* [Stated task]: Retype each line of the material exactly, please, skipping any picture in it.

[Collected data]
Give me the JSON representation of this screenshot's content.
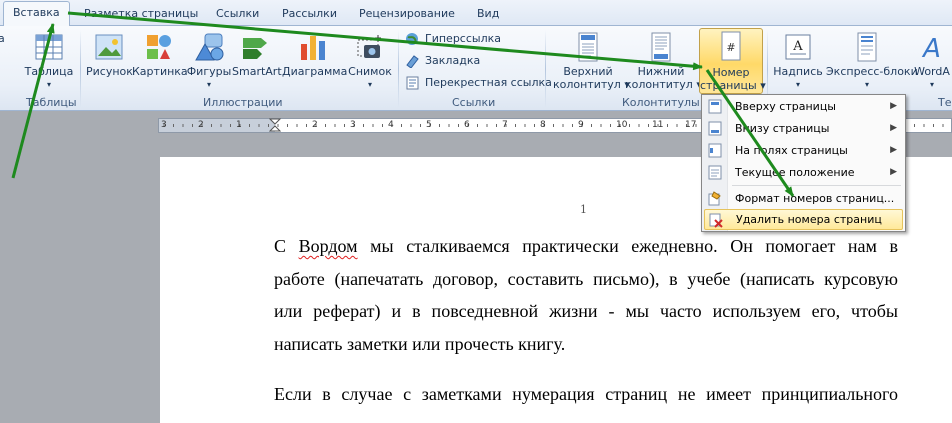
{
  "tabs": [
    "Вставка",
    "Разметка страницы",
    "Ссылки",
    "Рассылки",
    "Рецензирование",
    "Вид"
  ],
  "ribbon": {
    "left_fragment": "а",
    "table": {
      "label": "Таблица",
      "group": "Таблицы"
    },
    "illustrations": {
      "group": "Иллюстрации",
      "buttons": [
        "Рисунок",
        "Картинка",
        "Фигуры",
        "SmartArt",
        "Диаграмма",
        "Снимок"
      ]
    },
    "links": {
      "group": "Ссылки",
      "buttons": [
        "Гиперссылка",
        "Закладка",
        "Перекрестная ссылка"
      ]
    },
    "header_footer": {
      "group": "Колонтитулы",
      "header": [
        "Верхний",
        "колонтитул"
      ],
      "footer": [
        "Нижний",
        "колонтитул"
      ],
      "page_number": [
        "Номер",
        "страницы"
      ]
    },
    "text": {
      "group": "Те",
      "buttons": [
        "Надпись",
        "Экспресс-блоки",
        "WordA"
      ]
    }
  },
  "ruler": {
    "numbers": [
      "3",
      "1",
      "2",
      "1",
      "1",
      "1",
      "2",
      "3",
      "4",
      "5",
      "6",
      "7",
      "8",
      "9",
      "10",
      "11",
      "17"
    ]
  },
  "page_number_menu": {
    "items": [
      {
        "label": "Вверху страницы",
        "submenu": true
      },
      {
        "label": "Внизу страницы",
        "submenu": true
      },
      {
        "label": "На полях страницы",
        "submenu": true
      },
      {
        "label": "Текущее положение",
        "submenu": true
      },
      {
        "label": "Формат номеров страниц...",
        "submenu": false
      },
      {
        "label": "Удалить номера страниц",
        "submenu": false,
        "highlighted": true
      }
    ]
  },
  "document": {
    "page_number": "1",
    "paragraph1": [
      [
        "С ",
        "Вордом",
        " мы сталкиваемся практически ежедневно. Он помогает нам в"
      ],
      "работе (напечатать договор, составить письмо), в учебе (написать курсовую",
      "или реферат) и в повседневной жизни - мы часто используем его, чтобы",
      "написать заметки или прочесть книгу."
    ],
    "paragraph2": [
      "Если в случае с заметками нумерация страниц не имеет принципиального"
    ]
  },
  "colors": {
    "arrow": "#1e8a1e",
    "highlight": "#ffe38a",
    "spell_error": "#e02020"
  }
}
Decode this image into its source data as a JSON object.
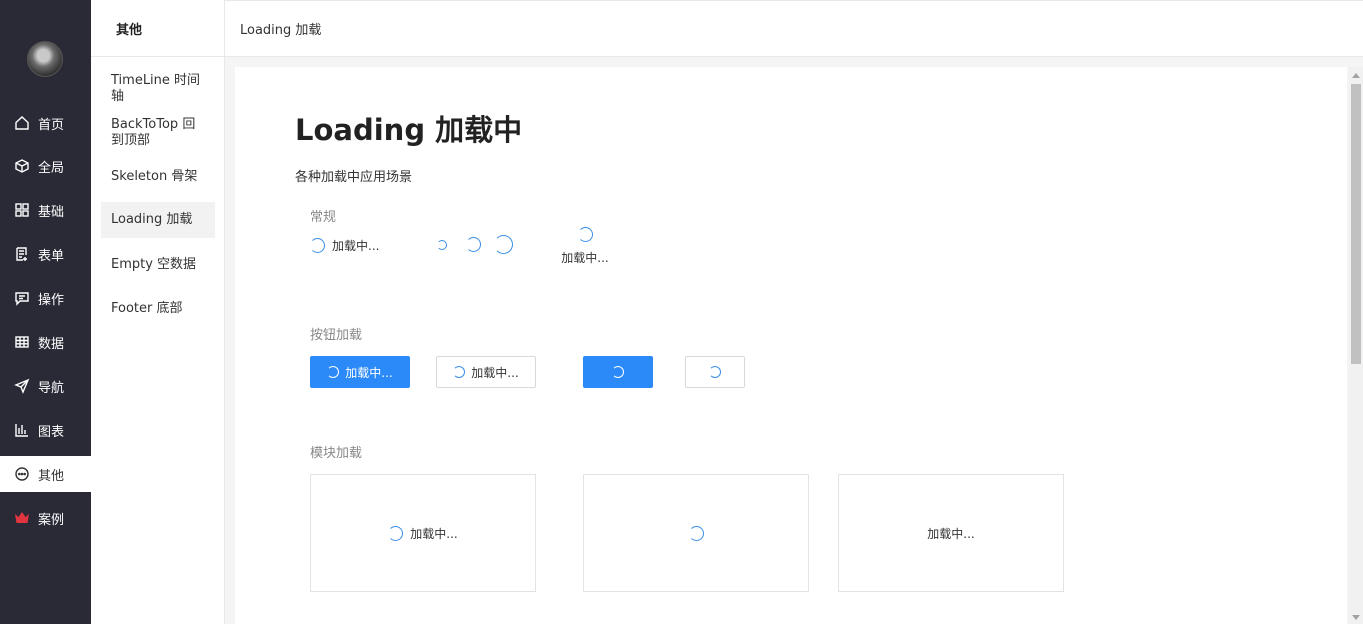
{
  "nav": {
    "items": [
      {
        "label": "首页",
        "icon": "home-icon"
      },
      {
        "label": "全局",
        "icon": "cube-icon"
      },
      {
        "label": "基础",
        "icon": "grid-icon"
      },
      {
        "label": "表单",
        "icon": "form-icon"
      },
      {
        "label": "操作",
        "icon": "chat-icon"
      },
      {
        "label": "数据",
        "icon": "table-icon"
      },
      {
        "label": "导航",
        "icon": "send-icon"
      },
      {
        "label": "图表",
        "icon": "bar-chart-icon"
      },
      {
        "label": "其他",
        "icon": "more-icon",
        "active": true
      },
      {
        "label": "案例",
        "icon": "crown-icon"
      }
    ]
  },
  "submenu": {
    "title": "其他",
    "items": [
      {
        "label": "TimeLine 时间轴"
      },
      {
        "label": "BackToTop 回到顶部"
      },
      {
        "label": "Skeleton 骨架"
      },
      {
        "label": "Loading 加载",
        "active": true
      },
      {
        "label": "Empty 空数据"
      },
      {
        "label": "Footer 底部"
      }
    ]
  },
  "header": {
    "breadcrumb": "Loading 加载"
  },
  "page": {
    "title": "Loading 加载中",
    "description": "各种加载中应用场景",
    "sections": {
      "normal": "常规",
      "button": "按钮加载",
      "block": "模块加载"
    },
    "loading_text": "加载中...",
    "button_loading_text": "加载中..."
  },
  "colors": {
    "nav_bg": "#292a36",
    "primary": "#2b8af7",
    "spinner": "#3a8ee6",
    "accent_red": "#e0353f"
  }
}
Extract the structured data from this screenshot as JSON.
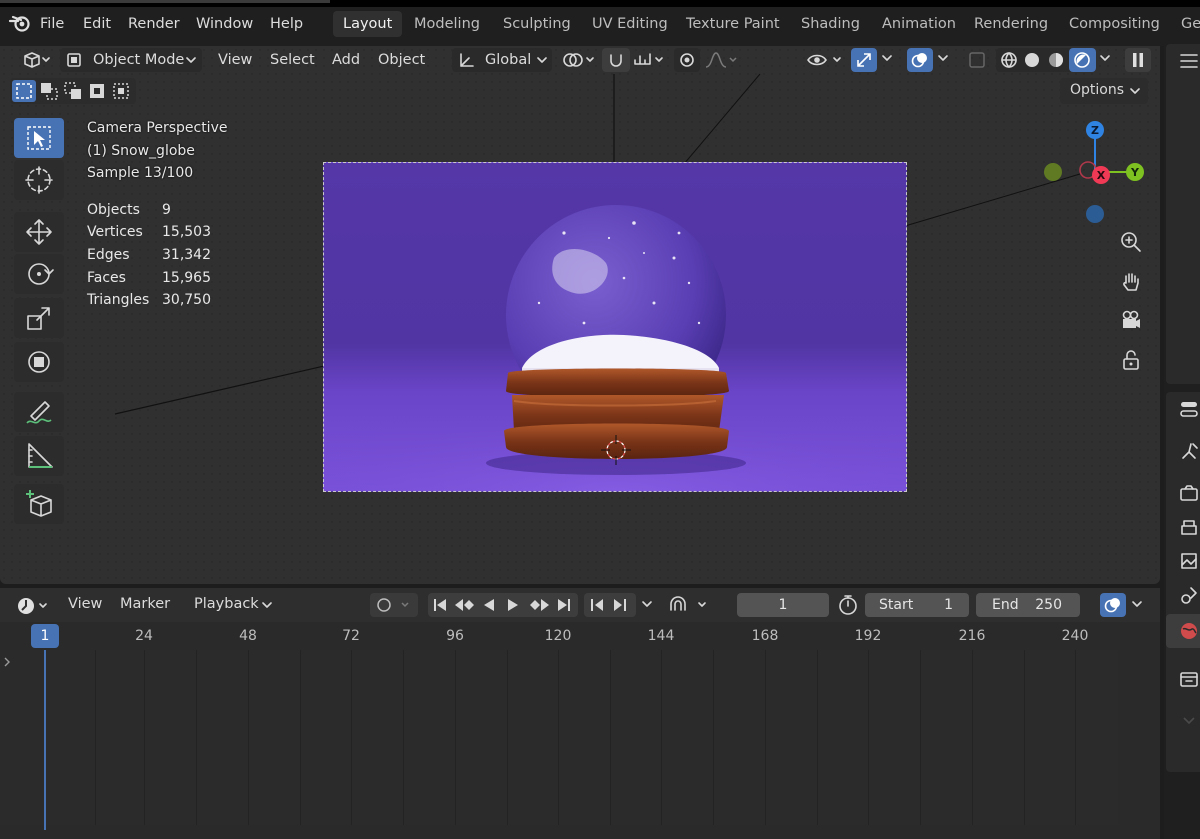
{
  "menu": {
    "items": [
      "File",
      "Edit",
      "Render",
      "Window",
      "Help"
    ]
  },
  "workspaces": {
    "tabs": [
      "Layout",
      "Modeling",
      "Sculpting",
      "UV Editing",
      "Texture Paint",
      "Shading",
      "Animation",
      "Rendering",
      "Compositing",
      "Ge"
    ],
    "active": "Layout"
  },
  "viewport_header": {
    "mode": "Object Mode",
    "view": "View",
    "select": "Select",
    "add": "Add",
    "object": "Object",
    "orientation": "Global",
    "options": "Options"
  },
  "overlay": {
    "camera": "Camera Perspective",
    "object": "(1) Snow_globe",
    "sample": "Sample 13/100"
  },
  "stats": [
    {
      "label": "Objects",
      "value": "9"
    },
    {
      "label": "Vertices",
      "value": "15,503"
    },
    {
      "label": "Edges",
      "value": "31,342"
    },
    {
      "label": "Faces",
      "value": "15,965"
    },
    {
      "label": "Triangles",
      "value": "30,750"
    }
  ],
  "gizmo": {
    "z": "Z",
    "x": "X",
    "y": "Y"
  },
  "timeline": {
    "view": "View",
    "marker": "Marker",
    "playback": "Playback",
    "current_frame": "1",
    "start_label": "Start",
    "start_value": "1",
    "end_label": "End",
    "end_value": "250",
    "ruler": [
      "1",
      "24",
      "48",
      "72",
      "96",
      "120",
      "144",
      "168",
      "192",
      "216",
      "240"
    ]
  },
  "colors": {
    "accent": "#4772b3",
    "gizmo_x": "#f03a55",
    "gizmo_y": "#7ec221",
    "gizmo_z": "#2f83e3"
  }
}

* [Response for this exercise]:
Give me the JSON representation of this screenshot's content.
{
  "tabs": [
    "Вставка",
    "Разметка страницы",
    "Ссылки",
    "Рассылки",
    "Рецензирование",
    "Вид"
  ],
  "ribbon": {
    "left_fragment": "а",
    "table": {
      "label": "Таблица",
      "group": "Таблицы"
    },
    "illustrations": {
      "group": "Иллюстрации",
      "buttons": [
        "Рисунок",
        "Картинка",
        "Фигуры",
        "SmartArt",
        "Диаграмма",
        "Снимок"
      ]
    },
    "links": {
      "group": "Ссылки",
      "buttons": [
        "Гиперссылка",
        "Закладка",
        "Перекрестная ссылка"
      ]
    },
    "header_footer": {
      "group": "Колонтитулы",
      "header": [
        "Верхний",
        "колонтитул"
      ],
      "footer": [
        "Нижний",
        "колонтитул"
      ],
      "page_number": [
        "Номер",
        "страницы"
      ]
    },
    "text": {
      "group": "Те",
      "buttons": [
        "Надпись",
        "Экспресс-блоки",
        "WordA"
      ]
    }
  },
  "ruler": {
    "numbers": [
      "3",
      "1",
      "2",
      "1",
      "1",
      "1",
      "2",
      "3",
      "4",
      "5",
      "6",
      "7",
      "8",
      "9",
      "10",
      "11",
      "17"
    ]
  },
  "page_number_menu": {
    "items": [
      {
        "label": "Вверху страницы",
        "submenu": true
      },
      {
        "label": "Внизу страницы",
        "submenu": true
      },
      {
        "label": "На полях страницы",
        "submenu": true
      },
      {
        "label": "Текущее положение",
        "submenu": true
      },
      {
        "label": "Формат номеров страниц...",
        "submenu": false
      },
      {
        "label": "Удалить номера страниц",
        "submenu": false,
        "highlighted": true
      }
    ]
  },
  "document": {
    "page_number": "1",
    "paragraph1": [
      [
        "С ",
        "Вордом",
        " мы сталкиваемся практически ежедневно. Он помогает нам в"
      ],
      "работе (напечатать договор, составить письмо), в учебе (написать курсовую",
      "или реферат) и в повседневной жизни - мы часто используем его, чтобы",
      "написать заметки или прочесть книгу."
    ],
    "paragraph2": [
      "Если в случае с заметками нумерация страниц не имеет принципиального"
    ]
  },
  "colors": {
    "arrow": "#1e8a1e",
    "highlight": "#ffe38a",
    "spell_error": "#e02020"
  }
}
Decode this image into its source data as a JSON object.
{
  "nav": {
    "items": [
      {
        "label": "首页",
        "icon": "home-icon"
      },
      {
        "label": "全局",
        "icon": "cube-icon"
      },
      {
        "label": "基础",
        "icon": "grid-icon"
      },
      {
        "label": "表单",
        "icon": "form-icon"
      },
      {
        "label": "操作",
        "icon": "chat-icon"
      },
      {
        "label": "数据",
        "icon": "table-icon"
      },
      {
        "label": "导航",
        "icon": "send-icon"
      },
      {
        "label": "图表",
        "icon": "bar-chart-icon"
      },
      {
        "label": "其他",
        "icon": "more-icon",
        "active": true
      },
      {
        "label": "案例",
        "icon": "crown-icon"
      }
    ]
  },
  "submenu": {
    "title": "其他",
    "items": [
      {
        "label": "TimeLine 时间轴"
      },
      {
        "label": "BackToTop 回到顶部"
      },
      {
        "label": "Skeleton 骨架"
      },
      {
        "label": "Loading 加载",
        "active": true
      },
      {
        "label": "Empty 空数据"
      },
      {
        "label": "Footer 底部"
      }
    ]
  },
  "header": {
    "breadcrumb": "Loading 加载"
  },
  "page": {
    "title": "Loading 加载中",
    "description": "各种加载中应用场景",
    "sections": {
      "normal": "常规",
      "button": "按钮加载",
      "block": "模块加载"
    },
    "loading_text": "加载中...",
    "button_loading_text": "加载中..."
  },
  "colors": {
    "nav_bg": "#292a36",
    "primary": "#2b8af7",
    "spinner": "#3a8ee6",
    "accent_red": "#e0353f"
  }
}
Extract the structured data from this screenshot as JSON.
{
  "menu": {
    "items": [
      "File",
      "Edit",
      "Render",
      "Window",
      "Help"
    ]
  },
  "workspaces": {
    "tabs": [
      "Layout",
      "Modeling",
      "Sculpting",
      "UV Editing",
      "Texture Paint",
      "Shading",
      "Animation",
      "Rendering",
      "Compositing",
      "Ge"
    ],
    "active": "Layout"
  },
  "viewport_header": {
    "mode": "Object Mode",
    "view": "View",
    "select": "Select",
    "add": "Add",
    "object": "Object",
    "orientation": "Global",
    "options": "Options"
  },
  "overlay": {
    "camera": "Camera Perspective",
    "object": "(1) Snow_globe",
    "sample": "Sample 13/100"
  },
  "stats": [
    {
      "label": "Objects",
      "value": "9"
    },
    {
      "label": "Vertices",
      "value": "15,503"
    },
    {
      "label": "Edges",
      "value": "31,342"
    },
    {
      "label": "Faces",
      "value": "15,965"
    },
    {
      "label": "Triangles",
      "value": "30,750"
    }
  ],
  "gizmo": {
    "z": "Z",
    "x": "X",
    "y": "Y"
  },
  "timeline": {
    "view": "View",
    "marker": "Marker",
    "playback": "Playback",
    "current_frame": "1",
    "start_label": "Start",
    "start_value": "1",
    "end_label": "End",
    "end_value": "250",
    "ruler": [
      "1",
      "24",
      "48",
      "72",
      "96",
      "120",
      "144",
      "168",
      "192",
      "216",
      "240"
    ]
  },
  "colors": {
    "accent": "#4772b3",
    "gizmo_x": "#f03a55",
    "gizmo_y": "#7ec221",
    "gizmo_z": "#2f83e3"
  }
}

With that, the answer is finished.